Cultura Da sala de aula Sociedade

Representatividade feminina nas rodas de rima

Mulheres encontram em batalha de rima feminina, formas de expor sua arte, vivências e empoderamento

Por Ana Júlia Parreira

Quando tinha 11 anos de idade, Pekena MC, nome artístico da jovem de 18 anos, Karinna Dias, estava em uma praça de seu bairro Jardim Catarina, em São Gonçalo, e notou uma movimentação de pessoas rimando versos. Encantada, decidiu fazer parte daquilo. A pouca idade não significou nada perto da grande coragem que Pekena teve, foi em frente mesmo sem nunca ter praticado a técnica de freestyle.

“Minha primeira batalha de rima foi muito memorável pelo fato de ter o apoio das pessoas, mesmo rimado mal. Por ser muito nova, ninguém “botou fé” em mim, mas quando peguei o microfone e rimei, vi o pessoal cativado e gritando. Foi quando eu decidi que queria viver isso”, relata a jovem.

Pekena MC rimando na Batalha da Lona, em São Gonçalo
Imagem: Reprodução/Jennyfer Costa

As rodas culturais ou rodas de rima são encontros comunitários de manifestação da cultura Hip Hop. Promovidas por um público já inserido na cultura urbana, o objetivo é gerar um espaço de encontro, expressão artística e lazer. Esses eventos buscam não apenas promover a habilidade dos artistas, mas também preservar e celebrar a essência e os valores fundamentais da cultura, como a expressão pessoal, a criatividade, a originalidade e a consciência social.

É importante destacar que mulheres sempre estiveram presentes em movimentos culturais periféricos, mas por muito tempo o machismo no Rap tentou silenciar as vozes femininas em diversas situações.

Thaynara, conhecida nas batalhas como Pitanga Zn, é da Zona Norte do Rio de Janeiro e circula nas rodas de rima como MC e produtora musical. Para Pitanga Zn, a sensação de rimar é libertadora, é através das rimas que ela se alimenta como artista e se fortalece como mulher negra. Ela é um dos rostos do Hip Hop e denuncia: “muitas das vezes vejo pessoas levantando bandeira em frente às câmeras, mas vivendo outra realidade. Isso dificulta o processo de maior inclusão feminina dentro do movimento Hip Hop.”

“Encaro o silenciamento das mulheres na cena da forma mais rebelde possível, Tento rebater o machismo ao conceder voz às minas e abrir a mente dos homens. A cada dia que passa eu vejo mais mulheres se encorajando e se integrando nesse ambiente”, afirma a MC.

**Dados fornecidos**
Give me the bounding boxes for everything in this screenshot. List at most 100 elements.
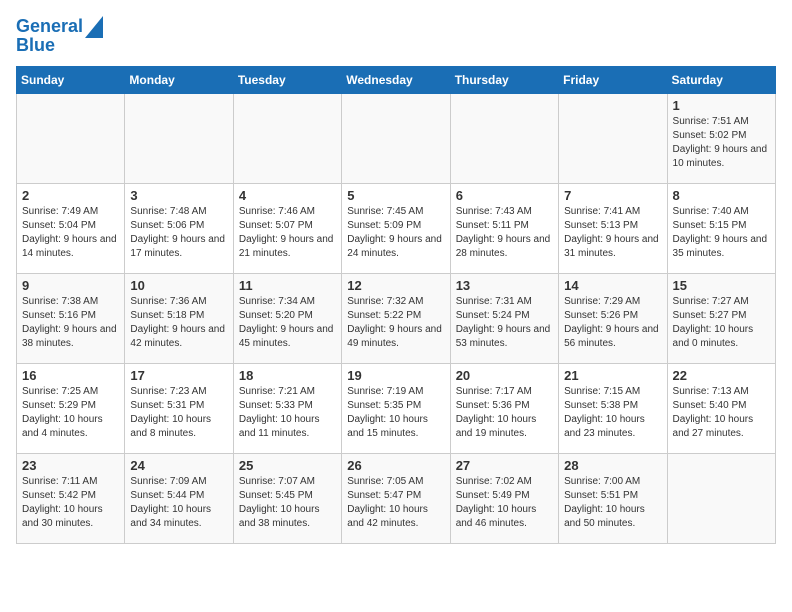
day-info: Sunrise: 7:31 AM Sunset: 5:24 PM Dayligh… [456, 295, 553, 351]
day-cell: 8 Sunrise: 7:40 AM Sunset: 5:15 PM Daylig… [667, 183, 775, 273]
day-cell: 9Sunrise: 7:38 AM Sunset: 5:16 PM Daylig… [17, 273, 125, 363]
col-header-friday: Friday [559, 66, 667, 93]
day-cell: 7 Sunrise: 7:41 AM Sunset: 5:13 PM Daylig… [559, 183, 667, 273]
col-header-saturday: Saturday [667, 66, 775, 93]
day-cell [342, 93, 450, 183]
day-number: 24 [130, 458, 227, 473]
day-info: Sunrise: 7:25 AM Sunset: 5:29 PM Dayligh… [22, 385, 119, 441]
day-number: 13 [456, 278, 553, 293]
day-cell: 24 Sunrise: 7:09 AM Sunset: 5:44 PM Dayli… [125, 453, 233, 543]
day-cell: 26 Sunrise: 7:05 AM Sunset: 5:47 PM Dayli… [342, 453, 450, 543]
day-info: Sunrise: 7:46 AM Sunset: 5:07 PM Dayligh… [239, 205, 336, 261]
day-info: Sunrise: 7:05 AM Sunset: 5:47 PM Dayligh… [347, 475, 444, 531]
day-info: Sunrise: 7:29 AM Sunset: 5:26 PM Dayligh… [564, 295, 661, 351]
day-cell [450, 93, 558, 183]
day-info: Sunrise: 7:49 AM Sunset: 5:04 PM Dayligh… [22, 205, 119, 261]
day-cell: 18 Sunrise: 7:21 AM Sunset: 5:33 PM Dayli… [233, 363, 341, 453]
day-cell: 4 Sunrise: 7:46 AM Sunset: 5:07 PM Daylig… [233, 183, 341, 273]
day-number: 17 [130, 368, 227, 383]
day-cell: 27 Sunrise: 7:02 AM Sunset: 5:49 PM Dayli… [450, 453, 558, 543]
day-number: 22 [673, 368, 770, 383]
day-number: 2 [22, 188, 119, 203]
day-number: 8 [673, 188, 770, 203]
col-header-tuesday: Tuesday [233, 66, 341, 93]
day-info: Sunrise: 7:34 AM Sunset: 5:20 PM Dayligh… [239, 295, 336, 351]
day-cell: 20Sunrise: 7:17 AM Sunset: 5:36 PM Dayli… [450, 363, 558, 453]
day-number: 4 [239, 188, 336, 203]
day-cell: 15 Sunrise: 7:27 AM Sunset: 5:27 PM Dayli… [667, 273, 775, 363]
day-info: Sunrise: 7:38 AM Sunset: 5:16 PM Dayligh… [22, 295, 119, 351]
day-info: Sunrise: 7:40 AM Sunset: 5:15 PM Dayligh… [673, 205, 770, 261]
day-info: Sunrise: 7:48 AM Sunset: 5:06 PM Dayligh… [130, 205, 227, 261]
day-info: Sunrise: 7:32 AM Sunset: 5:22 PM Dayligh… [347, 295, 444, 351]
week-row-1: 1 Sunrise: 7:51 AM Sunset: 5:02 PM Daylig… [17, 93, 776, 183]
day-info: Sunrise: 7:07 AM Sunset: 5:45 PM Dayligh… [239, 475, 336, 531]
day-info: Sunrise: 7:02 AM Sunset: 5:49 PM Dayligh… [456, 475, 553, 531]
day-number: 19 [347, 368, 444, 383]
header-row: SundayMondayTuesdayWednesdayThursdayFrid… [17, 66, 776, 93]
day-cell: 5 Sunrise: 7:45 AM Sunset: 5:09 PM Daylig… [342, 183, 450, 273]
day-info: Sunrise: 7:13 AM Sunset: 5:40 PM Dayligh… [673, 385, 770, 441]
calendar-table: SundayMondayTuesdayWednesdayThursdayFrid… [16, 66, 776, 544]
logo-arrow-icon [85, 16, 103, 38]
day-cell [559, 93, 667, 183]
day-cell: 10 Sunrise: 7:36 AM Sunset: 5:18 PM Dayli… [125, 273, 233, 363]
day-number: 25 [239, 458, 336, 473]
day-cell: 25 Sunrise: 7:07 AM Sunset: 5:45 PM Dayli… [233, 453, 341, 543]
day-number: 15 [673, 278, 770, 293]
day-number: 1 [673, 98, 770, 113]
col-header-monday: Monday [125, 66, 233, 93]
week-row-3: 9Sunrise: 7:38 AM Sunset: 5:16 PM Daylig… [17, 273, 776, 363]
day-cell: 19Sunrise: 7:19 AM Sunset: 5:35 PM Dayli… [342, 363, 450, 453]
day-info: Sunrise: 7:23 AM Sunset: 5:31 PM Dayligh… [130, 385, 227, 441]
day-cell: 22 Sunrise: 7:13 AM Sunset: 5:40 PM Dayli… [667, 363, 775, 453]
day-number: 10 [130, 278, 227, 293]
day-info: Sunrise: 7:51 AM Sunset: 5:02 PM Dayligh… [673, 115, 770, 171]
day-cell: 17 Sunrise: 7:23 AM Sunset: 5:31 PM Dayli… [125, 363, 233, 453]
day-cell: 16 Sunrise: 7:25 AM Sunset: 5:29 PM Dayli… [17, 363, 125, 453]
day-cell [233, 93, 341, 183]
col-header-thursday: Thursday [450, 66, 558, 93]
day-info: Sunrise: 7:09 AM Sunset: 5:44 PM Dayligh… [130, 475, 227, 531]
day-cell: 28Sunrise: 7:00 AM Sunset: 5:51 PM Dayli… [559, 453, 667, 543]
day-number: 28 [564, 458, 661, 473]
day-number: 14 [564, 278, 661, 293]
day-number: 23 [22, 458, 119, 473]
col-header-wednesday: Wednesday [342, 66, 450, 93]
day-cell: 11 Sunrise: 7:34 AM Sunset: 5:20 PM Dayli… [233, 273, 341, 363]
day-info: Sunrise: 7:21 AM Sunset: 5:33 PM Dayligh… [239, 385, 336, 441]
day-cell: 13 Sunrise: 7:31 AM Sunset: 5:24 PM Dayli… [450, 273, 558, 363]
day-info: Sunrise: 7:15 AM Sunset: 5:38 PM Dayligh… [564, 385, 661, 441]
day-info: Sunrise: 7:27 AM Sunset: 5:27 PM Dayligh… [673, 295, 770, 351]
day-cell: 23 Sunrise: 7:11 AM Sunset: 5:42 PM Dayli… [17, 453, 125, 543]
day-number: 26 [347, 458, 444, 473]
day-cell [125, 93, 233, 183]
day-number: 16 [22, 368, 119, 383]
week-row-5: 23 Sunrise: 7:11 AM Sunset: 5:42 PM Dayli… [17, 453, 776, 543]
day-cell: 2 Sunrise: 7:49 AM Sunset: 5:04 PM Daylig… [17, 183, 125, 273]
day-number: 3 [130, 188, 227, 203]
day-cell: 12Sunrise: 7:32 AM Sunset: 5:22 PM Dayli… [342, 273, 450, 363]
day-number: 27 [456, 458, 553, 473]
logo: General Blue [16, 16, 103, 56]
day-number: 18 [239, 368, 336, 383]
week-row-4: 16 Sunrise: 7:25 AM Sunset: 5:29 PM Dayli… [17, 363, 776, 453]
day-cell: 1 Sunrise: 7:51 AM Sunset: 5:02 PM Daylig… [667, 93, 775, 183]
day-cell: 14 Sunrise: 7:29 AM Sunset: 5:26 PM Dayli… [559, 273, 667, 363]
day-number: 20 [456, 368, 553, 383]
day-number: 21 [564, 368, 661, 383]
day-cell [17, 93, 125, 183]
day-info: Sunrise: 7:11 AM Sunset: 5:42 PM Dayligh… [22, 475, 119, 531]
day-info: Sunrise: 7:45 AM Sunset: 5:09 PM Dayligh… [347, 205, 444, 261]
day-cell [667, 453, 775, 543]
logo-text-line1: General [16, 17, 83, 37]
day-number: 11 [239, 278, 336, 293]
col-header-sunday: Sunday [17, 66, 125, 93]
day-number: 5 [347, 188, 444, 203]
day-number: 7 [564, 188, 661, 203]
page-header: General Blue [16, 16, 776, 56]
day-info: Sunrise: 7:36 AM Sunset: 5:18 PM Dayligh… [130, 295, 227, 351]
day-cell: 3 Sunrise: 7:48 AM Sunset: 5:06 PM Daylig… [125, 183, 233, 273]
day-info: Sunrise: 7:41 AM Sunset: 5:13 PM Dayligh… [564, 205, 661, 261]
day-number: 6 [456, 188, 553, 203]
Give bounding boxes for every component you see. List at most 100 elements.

**Objetivos**
• a. Edite as linhas da listagem, começando pela que contém "day-info: Sunrise: 7:31" e parando depois da que contém "day-cell [450, 93, 558, 183]". Troque "Sunset" por "Pôr do sol", mantenha todo o resto inalterado e apresente somente essas linhas.
• b. Prossiga o texto sobre a presença feminina nas rodas de rima a partir da última frase apresentada.

**Respostas dos exercícios**
• a.
day-info: Sunrise: 7:31 AM Pôr do sol: 5:24 PM Dayligh… [456, 295, 553, 351]
day-cell: 8 Sunrise: 7:40 AM Pôr do sol: 5:15 PM Daylig… [667, 183, 775, 273]
day-cell: 9Sunrise: 7:38 AM Pôr do sol: 5:16 PM Daylig… [17, 273, 125, 363]
col-header-friday: Friday [559, 66, 667, 93]
day-cell: 7 Sunrise: 7:41 AM Pôr do sol: 5:13 PM Daylig… [559, 183, 667, 273]
col-header-saturday: Saturday [667, 66, 775, 93]
day-cell [342, 93, 450, 183]
day-number: 24 [130, 458, 227, 473]
day-info: Sunrise: 7:25 AM Pôr do sol: 5:29 PM Dayligh… [22, 385, 119, 441]
day-number: 13 [456, 278, 553, 293]
day-cell: 24 Sunrise: 7:09 AM Pôr do sol: 5:44 PM Dayli… [125, 453, 233, 543]
day-cell: 26 Sunrise: 7:05 AM Pôr do sol: 5:47 PM Dayli… [342, 453, 450, 543]
day-info: Sunrise: 7:46 AM Pôr do sol: 5:07 PM Dayligh… [239, 205, 336, 261]
day-info: Sunrise: 7:05 AM Pôr do sol: 5:47 PM Dayligh… [347, 475, 444, 531]
day-info: Sunrise: 7:29 AM Pôr do sol: 5:26 PM Dayligh… [564, 295, 661, 351]
day-cell [450, 93, 558, 183]

• b.
Ao fundo, Pitanga MC apresentando a Batalha do Engenhão, Zona Norte do Rio.
Imagem: Reprodução/Batalha do Engenhão

Durante anos, as rodas culturais foram frequentadas por um público majoritariamente masculino, o que influenciou diretamente na presença feminina nesses ambientes, seja pela falta de oportunidade dada às artistas ou pelo ambiente predominado por homens, causando a sensação de desconforto e não pertencimento. No entanto, com a resistência feminina, atualmente é possível notar uma maior presença de mulheres fazendo a diferença nesse cenário.

Roda Cultural da Cantareira apresenta edição “Especial Delas”

Thainá Nogueira, de 26 anos, é jornalista, organizadora e mestre de cerimônia da Roda Cultural da Cantareira em Niterói, no Rio de Janeiro. Quando entrou para administração da roda em 2019, não havia outras mulheres, a equipe era composta apenas por homens.

“Eu amo o Hip Hop, então pensei em me oferecer como social mídia da roda. Depois de um tempo, comecei a ser apresentadora nas edições. Sempre foram só homens na organização, não tinha nenhuma mulher. Foi uma coisa que me fez repensar antes de entrar, mas era a melhor coisa que estava na minha frente e que eu podia ajudar”, afirma Thainá.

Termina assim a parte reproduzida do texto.